▶ [Available records]

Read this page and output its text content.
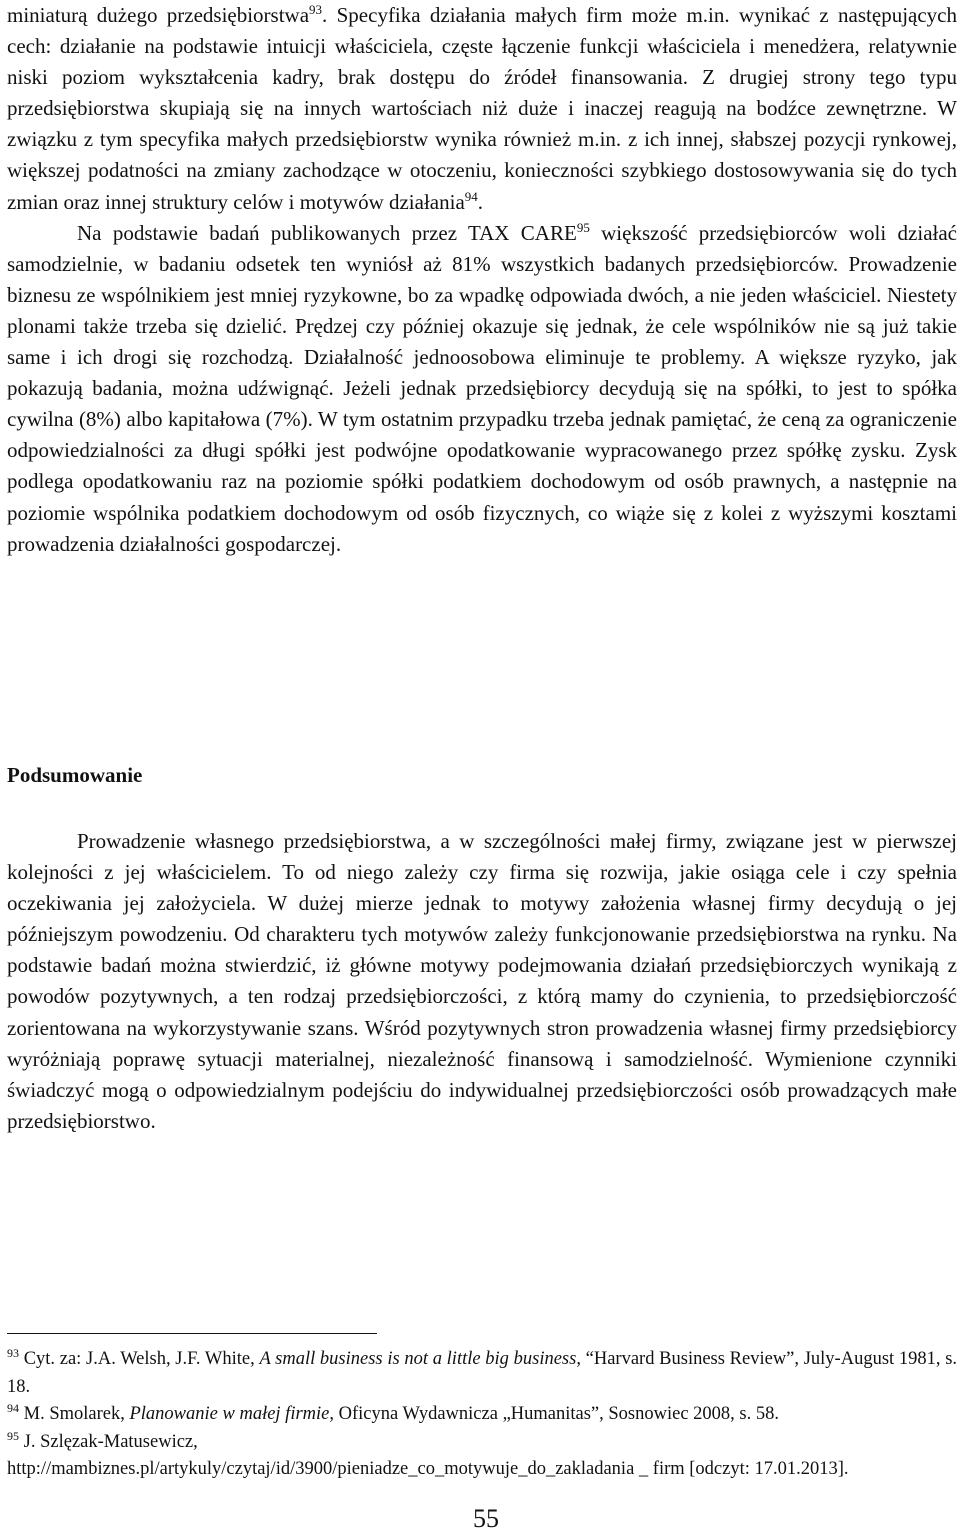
miniaturą dużego przedsiębiorstwa$^{93}$. Specyfika działania małych firm może m.in. wynikać z następujących cech: działanie na podstawie intuicji właściciela, częste łączenie funkcji właściciela i menedżera, relatywnie niski poziom wykształcenia kadry, brak dostępu do źródeł finansowania. Z drugiej strony tego typu przedsiębiorstwa skupiają się na innych wartościach niż duże i inaczej reagują na bodźce zewnętrzne. W związku z tym specyfika małych przedsiębiorstw wynika również m.in. z ich innej, słabszej pozycji rynkowej, większej podatności na zmiany zachodzące w otoczeniu, konieczności szybkiego dostosowywania się do tych zmian oraz innej struktury celów i motywów działania$^{94}$.

Na podstawie badań publikowanych przez TAX CARE$^{95}$ większość przedsiębiorców woli działać samodzielnie, w badaniu odsetek ten wyniósł aż 81% wszystkich badanych przedsiębiorców. Prowadzenie biznesu ze wspólnikiem jest mniej ryzykowne, bo za wpadkę odpowiada dwóch, a nie jeden właściciel. Niestety plonami także trzeba się dzielić. Prędzej czy później okazuje się jednak, że cele wspólników nie są już takie same i ich drogi się rozchodzą. Działalność jednoosobowa eliminuje te problemy. A większe ryzyko, jak pokazują badania, można udźwignąć. Jeżeli jednak przedsiębiorcy decydują się na spółki, to jest to spółka cywilna (8%) albo kapitałowa (7%). W tym ostatnim przypadku trzeba jednak pamiętać, że ceną za ograniczenie odpowiedzialności za długi spółki jest podwójne opodatkowanie wypracowanego przez spółkę zysku. Zysk podlega opodatkowaniu raz na poziomie spółki podatkiem dochodowym od osób prawnych, a następnie na poziomie wspólnika podatkiem dochodowym od osób fizycznych, co wiąże się z kolei z wyższymi kosztami prowadzenia działalności gospodarczej.

Podsumowanie

Prowadzenie własnego przedsiębiorstwa, a w szczególności małej firmy, związane jest w pierwszej kolejności z jej właścicielem. To od niego zależy czy firma się rozwija, jakie osiąga cele i czy spełnia oczekiwania jej założyciela. W dużej mierze jednak to motywy założenia własnej firmy decydują o jej późniejszym powodzeniu. Od charakteru tych motywów zależy funkcjonowanie przedsiębiorstwa na rynku. Na podstawie badań można stwierdzić, iż główne motywy podejmowania działań przedsiębiorczych wynikają z powodów pozytywnych, a ten rodzaj przedsiębiorczości, z którą mamy do czynienia, to przedsiębiorczość zorientowana na wykorzystywanie szans. Wśród pozytywnych stron prowadzenia własnej firmy przedsiębiorcy wyróżniają poprawę sytuacji materialnej, niezależność finansową i samodzielność. Wymienione czynniki świadczyć mogą o odpowiedzialnym podejściu do indywidualnej przedsiębiorczości osób prowadzących małe przedsiębiorstwo.

$^{93}$ Cyt. za: J.A. Welsh, J.F. White, A small business is not a little big business, “Harvard Business Review”, July-August 1981, s. 18.

$^{94}$ M. Smolarek, Planowanie w małej firmie, Oficyna Wydawnicza „Humanitas”, Sosnowiec 2008, s. 58.

$^{95}$ J. Szlęzak-Matusewicz,

http://mambiznes.pl/artykuly/czytaj/id/3900/pieniadze_co_motywuje_do_zakladania _ firm [odczyt: 17.01.2013].

55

▶ [Work to be completed]
Extract all the entries word for word; omit any pictures.

▶ [Task output]
Read this page and output its text content.
miniaturą dużego przedsiębiorstwa$^{93}$. Specyfika działania małych firm może m.in. wynikać z następujących cech: działanie na podstawie intuicji właściciela, częste łączenie funkcji właściciela i menedżera, relatywnie niski poziom wykształcenia kadry, brak dostępu do źródeł finansowania. Z drugiej strony tego typu przedsiębiorstwa skupiają się na innych wartościach niż duże i inaczej reagują na bodźce zewnętrzne. W związku z tym specyfika małych przedsiębiorstw wynika również m.in. z ich innej, słabszej pozycji rynkowej, większej podatności na zmiany zachodzące w otoczeniu, konieczności szybkiego dostosowywania się do tych zmian oraz innej struktury celów i motywów działania$^{94}$.

Na podstawie badań publikowanych przez TAX CARE$^{95}$ większość przedsiębiorców woli działać samodzielnie, w badaniu odsetek ten wyniósł aż 81% wszystkich badanych przedsiębiorców. Prowadzenie biznesu ze wspólnikiem jest mniej ryzykowne, bo za wpadkę odpowiada dwóch, a nie jeden właściciel. Niestety plonami także trzeba się dzielić. Prędzej czy później okazuje się jednak, że cele wspólników nie są już takie same i ich drogi się rozchodzą. Działalność jednoosobowa eliminuje te problemy. A większe ryzyko, jak pokazują badania, można udźwignąć. Jeżeli jednak przedsiębiorcy decydują się na spółki, to jest to spółka cywilna (8%) albo kapitałowa (7%). W tym ostatnim przypadku trzeba jednak pamiętać, że ceną za ograniczenie odpowiedzialności za długi spółki jest podwójne opodatkowanie wypracowanego przez spółkę zysku. Zysk podlega opodatkowaniu raz na poziomie spółki podatkiem dochodowym od osób prawnych, a następnie na poziomie wspólnika podatkiem dochodowym od osób fizycznych, co wiąże się z kolei z wyższymi kosztami prowadzenia działalności gospodarczej.

Podsumowanie

Prowadzenie własnego przedsiębiorstwa, a w szczególności małej firmy, związane jest w pierwszej kolejności z jej właścicielem. To od niego zależy czy firma się rozwija, jakie osiąga cele i czy spełnia oczekiwania jej założyciela. W dużej mierze jednak to motywy założenia własnej firmy decydują o jej późniejszym powodzeniu. Od charakteru tych motywów zależy funkcjonowanie przedsiębiorstwa na rynku. Na podstawie badań można stwierdzić, iż główne motywy podejmowania działań przedsiębiorczych wynikają z powodów pozytywnych, a ten rodzaj przedsiębiorczości, z którą mamy do czynienia, to przedsiębiorczość zorientowana na wykorzystywanie szans. Wśród pozytywnych stron prowadzenia własnej firmy przedsiębiorcy wyróżniają poprawę sytuacji materialnej, niezależność finansową i samodzielność. Wymienione czynniki świadczyć mogą o odpowiedzialnym podejściu do indywidualnej przedsiębiorczości osób prowadzących małe przedsiębiorstwo.

$^{93}$ Cyt. za: J.A. Welsh, J.F. White, A small business is not a little big business, “Harvard Business Review”, July-August 1981, s. 18.

$^{94}$ M. Smolarek, Planowanie w małej firmie, Oficyna Wydawnicza „Humanitas”, Sosnowiec 2008, s. 58.

$^{95}$ J. Szlęzak-Matusewicz,

http://mambiznes.pl/artykuly/czytaj/id/3900/pieniadze_co_motywuje_do_zakladania _ firm [odczyt: 17.01.2013].

55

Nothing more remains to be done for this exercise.